──────── Provided data

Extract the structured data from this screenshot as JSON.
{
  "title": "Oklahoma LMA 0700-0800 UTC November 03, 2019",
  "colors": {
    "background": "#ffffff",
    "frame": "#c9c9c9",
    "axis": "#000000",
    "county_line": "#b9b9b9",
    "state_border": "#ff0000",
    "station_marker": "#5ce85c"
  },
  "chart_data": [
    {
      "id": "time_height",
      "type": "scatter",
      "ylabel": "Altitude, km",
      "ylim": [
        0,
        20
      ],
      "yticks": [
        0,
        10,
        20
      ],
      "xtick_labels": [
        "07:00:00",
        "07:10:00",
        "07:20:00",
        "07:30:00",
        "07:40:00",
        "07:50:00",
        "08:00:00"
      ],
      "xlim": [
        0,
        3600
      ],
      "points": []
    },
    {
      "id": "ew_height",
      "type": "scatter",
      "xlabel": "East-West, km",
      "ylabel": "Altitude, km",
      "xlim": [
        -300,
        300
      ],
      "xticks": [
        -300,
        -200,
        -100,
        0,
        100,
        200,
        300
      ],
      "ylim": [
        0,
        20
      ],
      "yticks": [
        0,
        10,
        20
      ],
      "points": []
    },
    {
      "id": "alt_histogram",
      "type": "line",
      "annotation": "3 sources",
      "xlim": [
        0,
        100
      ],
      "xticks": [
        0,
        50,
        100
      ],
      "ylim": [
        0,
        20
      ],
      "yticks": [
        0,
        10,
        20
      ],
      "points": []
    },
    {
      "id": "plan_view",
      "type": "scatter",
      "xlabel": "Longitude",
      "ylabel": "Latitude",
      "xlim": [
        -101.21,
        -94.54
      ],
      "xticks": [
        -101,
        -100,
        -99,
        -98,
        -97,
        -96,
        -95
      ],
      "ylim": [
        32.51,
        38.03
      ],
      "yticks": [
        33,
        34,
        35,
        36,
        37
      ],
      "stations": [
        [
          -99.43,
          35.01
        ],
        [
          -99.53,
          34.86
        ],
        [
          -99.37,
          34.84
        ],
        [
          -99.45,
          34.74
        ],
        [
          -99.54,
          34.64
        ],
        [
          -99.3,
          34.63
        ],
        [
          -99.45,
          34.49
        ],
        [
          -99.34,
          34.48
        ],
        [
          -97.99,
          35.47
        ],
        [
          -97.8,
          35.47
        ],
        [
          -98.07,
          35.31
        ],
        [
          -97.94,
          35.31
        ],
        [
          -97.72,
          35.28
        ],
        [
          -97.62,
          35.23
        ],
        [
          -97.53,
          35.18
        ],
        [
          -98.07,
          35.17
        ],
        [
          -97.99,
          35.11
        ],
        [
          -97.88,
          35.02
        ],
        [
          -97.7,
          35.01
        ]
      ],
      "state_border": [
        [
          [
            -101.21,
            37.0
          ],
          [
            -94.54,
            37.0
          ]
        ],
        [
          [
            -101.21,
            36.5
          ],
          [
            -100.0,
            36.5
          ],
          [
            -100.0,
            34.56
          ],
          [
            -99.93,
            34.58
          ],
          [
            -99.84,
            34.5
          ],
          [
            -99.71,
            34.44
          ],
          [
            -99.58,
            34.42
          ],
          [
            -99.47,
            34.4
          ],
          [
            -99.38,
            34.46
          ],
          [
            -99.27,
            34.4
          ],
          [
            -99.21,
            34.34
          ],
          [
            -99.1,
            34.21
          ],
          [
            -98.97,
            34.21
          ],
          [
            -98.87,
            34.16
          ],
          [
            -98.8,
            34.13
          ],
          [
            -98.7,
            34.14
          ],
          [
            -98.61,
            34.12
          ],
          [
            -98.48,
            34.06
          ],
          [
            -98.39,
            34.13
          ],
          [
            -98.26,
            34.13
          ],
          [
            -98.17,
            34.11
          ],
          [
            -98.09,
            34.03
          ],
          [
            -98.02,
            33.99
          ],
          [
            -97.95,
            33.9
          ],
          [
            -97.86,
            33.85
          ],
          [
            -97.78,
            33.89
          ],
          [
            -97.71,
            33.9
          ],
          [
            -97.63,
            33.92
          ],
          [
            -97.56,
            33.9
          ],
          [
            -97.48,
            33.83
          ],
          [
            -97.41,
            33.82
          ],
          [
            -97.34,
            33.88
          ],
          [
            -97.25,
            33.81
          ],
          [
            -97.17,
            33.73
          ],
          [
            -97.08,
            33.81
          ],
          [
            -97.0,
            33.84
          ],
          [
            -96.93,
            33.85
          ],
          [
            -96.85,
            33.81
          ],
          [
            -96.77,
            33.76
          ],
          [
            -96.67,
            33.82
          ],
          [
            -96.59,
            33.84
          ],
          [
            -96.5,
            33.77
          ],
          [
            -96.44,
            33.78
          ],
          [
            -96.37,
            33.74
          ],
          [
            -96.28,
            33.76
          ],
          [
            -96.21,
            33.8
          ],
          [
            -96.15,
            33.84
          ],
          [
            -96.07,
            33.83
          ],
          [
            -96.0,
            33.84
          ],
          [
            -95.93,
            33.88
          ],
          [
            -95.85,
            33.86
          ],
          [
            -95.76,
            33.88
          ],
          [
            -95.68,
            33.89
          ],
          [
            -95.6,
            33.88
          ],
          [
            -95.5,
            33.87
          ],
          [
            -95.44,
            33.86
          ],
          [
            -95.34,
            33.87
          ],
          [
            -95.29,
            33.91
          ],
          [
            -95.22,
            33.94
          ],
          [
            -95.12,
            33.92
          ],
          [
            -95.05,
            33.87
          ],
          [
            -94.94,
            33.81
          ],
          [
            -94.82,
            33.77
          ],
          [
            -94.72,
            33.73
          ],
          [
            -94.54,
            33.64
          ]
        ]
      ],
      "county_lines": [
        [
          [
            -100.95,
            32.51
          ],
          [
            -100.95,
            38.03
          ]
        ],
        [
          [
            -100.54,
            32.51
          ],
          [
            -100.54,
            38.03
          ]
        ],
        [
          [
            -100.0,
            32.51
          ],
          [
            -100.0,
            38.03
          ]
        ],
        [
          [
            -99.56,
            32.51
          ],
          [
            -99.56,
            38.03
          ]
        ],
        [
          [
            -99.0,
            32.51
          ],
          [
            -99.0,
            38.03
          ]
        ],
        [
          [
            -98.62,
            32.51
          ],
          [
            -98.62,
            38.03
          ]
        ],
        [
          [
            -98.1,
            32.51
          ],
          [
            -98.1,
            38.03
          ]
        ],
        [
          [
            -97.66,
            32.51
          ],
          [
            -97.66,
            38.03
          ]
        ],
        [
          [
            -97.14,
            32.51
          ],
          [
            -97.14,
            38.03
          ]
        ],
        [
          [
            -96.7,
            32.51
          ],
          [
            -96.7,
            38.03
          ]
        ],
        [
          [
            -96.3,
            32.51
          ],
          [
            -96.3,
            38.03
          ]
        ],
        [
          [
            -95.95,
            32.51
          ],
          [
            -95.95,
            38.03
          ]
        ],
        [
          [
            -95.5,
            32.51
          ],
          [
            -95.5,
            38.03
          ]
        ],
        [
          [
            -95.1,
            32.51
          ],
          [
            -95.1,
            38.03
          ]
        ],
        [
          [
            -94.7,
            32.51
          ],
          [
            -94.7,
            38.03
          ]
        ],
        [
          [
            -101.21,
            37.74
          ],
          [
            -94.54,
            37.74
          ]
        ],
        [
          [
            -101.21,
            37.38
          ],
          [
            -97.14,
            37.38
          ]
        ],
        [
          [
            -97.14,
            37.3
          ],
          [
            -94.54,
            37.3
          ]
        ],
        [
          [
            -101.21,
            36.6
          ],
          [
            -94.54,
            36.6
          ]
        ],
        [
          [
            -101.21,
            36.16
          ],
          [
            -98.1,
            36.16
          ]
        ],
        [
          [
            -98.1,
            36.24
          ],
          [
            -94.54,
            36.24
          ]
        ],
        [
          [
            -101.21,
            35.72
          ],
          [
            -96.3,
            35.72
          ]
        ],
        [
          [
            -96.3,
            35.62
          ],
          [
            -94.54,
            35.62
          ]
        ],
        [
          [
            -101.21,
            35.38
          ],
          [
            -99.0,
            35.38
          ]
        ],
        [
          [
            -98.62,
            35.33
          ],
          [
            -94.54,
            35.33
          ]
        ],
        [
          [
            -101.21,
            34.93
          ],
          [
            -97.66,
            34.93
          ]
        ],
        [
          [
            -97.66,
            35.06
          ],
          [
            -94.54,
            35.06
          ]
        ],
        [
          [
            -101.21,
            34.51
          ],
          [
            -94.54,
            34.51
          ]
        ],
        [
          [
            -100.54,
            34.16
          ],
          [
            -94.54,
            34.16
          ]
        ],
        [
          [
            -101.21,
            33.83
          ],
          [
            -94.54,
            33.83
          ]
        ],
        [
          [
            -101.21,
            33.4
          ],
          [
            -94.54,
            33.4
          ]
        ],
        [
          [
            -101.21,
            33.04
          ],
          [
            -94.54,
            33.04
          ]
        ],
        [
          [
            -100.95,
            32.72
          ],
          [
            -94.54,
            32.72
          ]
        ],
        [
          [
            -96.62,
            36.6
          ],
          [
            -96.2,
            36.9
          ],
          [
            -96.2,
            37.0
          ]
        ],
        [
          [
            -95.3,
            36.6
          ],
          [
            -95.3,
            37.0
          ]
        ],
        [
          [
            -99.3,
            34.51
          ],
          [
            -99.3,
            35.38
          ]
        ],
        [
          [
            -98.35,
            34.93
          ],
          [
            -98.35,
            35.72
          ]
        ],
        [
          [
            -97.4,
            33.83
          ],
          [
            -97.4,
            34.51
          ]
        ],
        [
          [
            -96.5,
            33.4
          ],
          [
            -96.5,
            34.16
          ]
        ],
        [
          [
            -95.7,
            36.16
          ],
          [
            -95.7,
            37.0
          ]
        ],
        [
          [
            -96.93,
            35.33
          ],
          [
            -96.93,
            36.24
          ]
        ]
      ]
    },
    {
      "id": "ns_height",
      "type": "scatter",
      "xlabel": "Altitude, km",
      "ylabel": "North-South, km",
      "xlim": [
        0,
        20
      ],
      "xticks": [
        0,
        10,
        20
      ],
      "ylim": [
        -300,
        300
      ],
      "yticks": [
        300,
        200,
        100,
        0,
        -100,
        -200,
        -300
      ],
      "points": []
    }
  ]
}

────────────────

#### [Written instruction]
All lines above containing the string "xlabel" are to be collected.

#### [Exercise solution]
      "xlabel": "East-West, km",
      "xlabel": "Longitude",
      "xlabel": "Altitude, km",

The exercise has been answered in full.